Stored entries
|---|
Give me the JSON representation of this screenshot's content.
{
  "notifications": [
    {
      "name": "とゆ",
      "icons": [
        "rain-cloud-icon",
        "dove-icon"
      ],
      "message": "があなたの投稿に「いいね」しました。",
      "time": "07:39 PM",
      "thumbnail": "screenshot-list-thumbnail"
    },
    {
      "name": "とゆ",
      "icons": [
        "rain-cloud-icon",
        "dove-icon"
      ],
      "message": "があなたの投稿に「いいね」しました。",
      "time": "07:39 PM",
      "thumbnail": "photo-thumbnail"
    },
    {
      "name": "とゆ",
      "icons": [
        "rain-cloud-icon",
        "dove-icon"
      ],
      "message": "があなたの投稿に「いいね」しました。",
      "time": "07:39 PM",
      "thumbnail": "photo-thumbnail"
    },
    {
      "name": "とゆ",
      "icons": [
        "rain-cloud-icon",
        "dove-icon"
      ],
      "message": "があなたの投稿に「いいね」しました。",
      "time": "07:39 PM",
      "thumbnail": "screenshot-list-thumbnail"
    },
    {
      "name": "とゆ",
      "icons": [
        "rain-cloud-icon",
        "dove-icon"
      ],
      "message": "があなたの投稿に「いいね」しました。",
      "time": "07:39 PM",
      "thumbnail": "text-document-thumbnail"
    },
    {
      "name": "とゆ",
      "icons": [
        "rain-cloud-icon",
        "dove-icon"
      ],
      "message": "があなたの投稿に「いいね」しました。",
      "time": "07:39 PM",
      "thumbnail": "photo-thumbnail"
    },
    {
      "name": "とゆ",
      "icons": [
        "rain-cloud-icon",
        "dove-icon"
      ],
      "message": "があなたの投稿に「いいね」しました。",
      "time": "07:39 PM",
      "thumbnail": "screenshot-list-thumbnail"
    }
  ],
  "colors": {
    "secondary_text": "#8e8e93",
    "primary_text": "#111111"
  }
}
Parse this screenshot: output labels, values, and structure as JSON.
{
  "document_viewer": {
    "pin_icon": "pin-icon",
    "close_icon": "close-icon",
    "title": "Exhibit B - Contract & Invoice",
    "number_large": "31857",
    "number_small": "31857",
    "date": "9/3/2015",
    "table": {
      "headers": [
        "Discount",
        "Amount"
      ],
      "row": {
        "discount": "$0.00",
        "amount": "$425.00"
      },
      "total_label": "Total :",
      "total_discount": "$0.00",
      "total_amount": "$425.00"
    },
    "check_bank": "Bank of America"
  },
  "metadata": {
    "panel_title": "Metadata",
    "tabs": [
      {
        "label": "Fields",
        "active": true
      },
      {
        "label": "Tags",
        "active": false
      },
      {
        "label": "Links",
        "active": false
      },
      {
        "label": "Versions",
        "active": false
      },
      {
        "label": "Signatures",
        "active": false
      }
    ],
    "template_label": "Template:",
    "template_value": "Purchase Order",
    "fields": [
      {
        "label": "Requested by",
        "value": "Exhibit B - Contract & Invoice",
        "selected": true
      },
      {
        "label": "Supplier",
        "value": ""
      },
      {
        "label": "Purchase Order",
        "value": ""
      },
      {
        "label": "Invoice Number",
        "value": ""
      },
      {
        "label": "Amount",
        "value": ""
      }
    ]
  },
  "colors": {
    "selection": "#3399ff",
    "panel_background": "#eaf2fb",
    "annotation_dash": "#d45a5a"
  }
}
|---|
SET PROBLEM
Write out every entry exactly as given.

ANSWER TO THIS TASK
Give me the JSON representation of this screenshot's content.
{
  "notifications": [
    {
      "name": "とゆ",
      "icons": [
        "rain-cloud-icon",
        "dove-icon"
      ],
      "message": "があなたの投稿に「いいね」しました。",
      "time": "07:39 PM",
      "thumbnail": "screenshot-list-thumbnail"
    },
    {
      "name": "とゆ",
      "icons": [
        "rain-cloud-icon",
        "dove-icon"
      ],
      "message": "があなたの投稿に「いいね」しました。",
      "time": "07:39 PM",
      "thumbnail": "photo-thumbnail"
    },
    {
      "name": "とゆ",
      "icons": [
        "rain-cloud-icon",
        "dove-icon"
      ],
      "message": "があなたの投稿に「いいね」しました。",
      "time": "07:39 PM",
      "thumbnail": "photo-thumbnail"
    },
    {
      "name": "とゆ",
      "icons": [
        "rain-cloud-icon",
        "dove-icon"
      ],
      "message": "があなたの投稿に「いいね」しました。",
      "time": "07:39 PM",
      "thumbnail": "screenshot-list-thumbnail"
    },
    {
      "name": "とゆ",
      "icons": [
        "rain-cloud-icon",
        "dove-icon"
      ],
      "message": "があなたの投稿に「いいね」しました。",
      "time": "07:39 PM",
      "thumbnail": "text-document-thumbnail"
    },
    {
      "name": "とゆ",
      "icons": [
        "rain-cloud-icon",
        "dove-icon"
      ],
      "message": "があなたの投稿に「いいね」しました。",
      "time": "07:39 PM",
      "thumbnail": "photo-thumbnail"
    },
    {
      "name": "とゆ",
      "icons": [
        "rain-cloud-icon",
        "dove-icon"
      ],
      "message": "があなたの投稿に「いいね」しました。",
      "time": "07:39 PM",
      "thumbnail": "screenshot-list-thumbnail"
    }
  ],
  "colors": {
    "secondary_text": "#8e8e93",
    "primary_text": "#111111"
  }
}
Parse this screenshot: output labels, values, and structure as JSON.
{
  "document_viewer": {
    "pin_icon": "pin-icon",
    "close_icon": "close-icon",
    "title": "Exhibit B - Contract & Invoice",
    "number_large": "31857",
    "number_small": "31857",
    "date": "9/3/2015",
    "table": {
      "headers": [
        "Discount",
        "Amount"
      ],
      "row": {
        "discount": "$0.00",
        "amount": "$425.00"
      },
      "total_label": "Total :",
      "total_discount": "$0.00",
      "total_amount": "$425.00"
    },
    "check_bank": "Bank of America"
  },
  "metadata": {
    "panel_title": "Metadata",
    "tabs": [
      {
        "label": "Fields",
        "active": true
      },
      {
        "label": "Tags",
        "active": false
      },
      {
        "label": "Links",
        "active": false
      },
      {
        "label": "Versions",
        "active": false
      },
      {
        "label": "Signatures",
        "active": false
      }
    ],
    "template_label": "Template:",
    "template_value": "Purchase Order",
    "fields": [
      {
        "label": "Requested by",
        "value": "Exhibit B - Contract & Invoice",
        "selected": true
      },
      {
        "label": "Supplier",
        "value": ""
      },
      {
        "label": "Purchase Order",
        "value": ""
      },
      {
        "label": "Invoice Number",
        "value": ""
      },
      {
        "label": "Amount",
        "value": ""
      }
    ]
  },
  "colors": {
    "selection": "#3399ff",
    "panel_background": "#eaf2fb",
    "annotation_dash": "#d45a5a"
  }
}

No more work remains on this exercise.